__SELECTED TEXT__:
========================

Make a Glowing, Wearable, EL-Wire, Blinky Light Using Open Source Tools

by Mikey Sklar
June 24, 2005

On a business trip to Seattle earlier this year, I received the usual geek industry schwag, plus an ultra-shiny, silver, European sling bag. I loved the bag, but found myself unwilling to wear it because of the prominently displayed Xbox gaming station logo on the exterior pouch. As an open source advocate, I was not willing to promote a Microsoft product on my back. I considered ripping the logo off, potentially destroying the bag, but then I had a better idea: I decided to use open source software to create a glowing light pattern right on top of the Xbox logo.

I set out with the goal to use as few commercial products as possible and an Apple Computer, dispelling any notions that this kind of project can only be created using a PC. The project led me to design and etch my own circuit board and program a microcontroller using open source tools. I can even apply the knowledge I acquired while making this bag to numerous future electronics projects.

This article documents the way I did it, for interested DIYers. In it, I describe the electronic design automation (EDA) software tools and microcontroller programming apparatus used to control the blinking patterns. All the software tools are open source (except for the Keyspan driver) and can run under Mac OS X. I also cover the physical tools and electronics necessary to fabricate and assemble the printed circuit board (PCB) and the lights themselves.

========================

__Labeled region entries__:
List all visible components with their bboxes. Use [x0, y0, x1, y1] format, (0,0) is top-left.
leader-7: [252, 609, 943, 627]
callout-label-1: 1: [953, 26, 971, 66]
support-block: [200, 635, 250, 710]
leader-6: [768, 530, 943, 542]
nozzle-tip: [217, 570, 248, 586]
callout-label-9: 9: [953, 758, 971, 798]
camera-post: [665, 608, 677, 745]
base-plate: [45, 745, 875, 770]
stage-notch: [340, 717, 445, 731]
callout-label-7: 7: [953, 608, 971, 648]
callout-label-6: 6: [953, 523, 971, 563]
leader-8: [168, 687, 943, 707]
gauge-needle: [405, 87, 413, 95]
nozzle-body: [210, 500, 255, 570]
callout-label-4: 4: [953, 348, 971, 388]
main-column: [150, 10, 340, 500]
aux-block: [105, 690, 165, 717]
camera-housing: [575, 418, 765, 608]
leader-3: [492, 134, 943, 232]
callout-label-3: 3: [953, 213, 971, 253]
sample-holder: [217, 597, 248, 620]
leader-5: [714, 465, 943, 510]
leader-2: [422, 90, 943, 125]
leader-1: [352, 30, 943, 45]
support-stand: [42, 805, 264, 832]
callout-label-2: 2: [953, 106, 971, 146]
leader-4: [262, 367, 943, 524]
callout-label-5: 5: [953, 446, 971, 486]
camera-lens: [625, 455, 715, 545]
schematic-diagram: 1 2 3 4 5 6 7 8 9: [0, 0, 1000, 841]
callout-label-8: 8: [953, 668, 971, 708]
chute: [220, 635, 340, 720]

========================

__SHORT PROBLEM A__: According to the EL-wire article, which piece of software is the one exception to the open source tools used?
__SHORT PROBLEM B__: Transcribe the portion of the EL-wire article starting at "On a business" and ending at "the Xbox logo.".

__FULL SOLUTION A__: The Keyspan driver.

__FULL SOLUTION B__:
On a business trip to Seattle earlier this year, I received the usual geek industry schwag, plus an ultra-shiny, silver, European sling bag. I loved the bag, but found myself unwilling to wear it because of the prominently displayed Xbox gaming station logo on the exterior pouch. As an open source advocate, I was not willing to promote a Microsoft product on my back. I considered ripping the logo off, potentially destroying the bag, but then I had a better idea: I decided to use open source software to create a glowing light pattern right on top of the Xbox logo.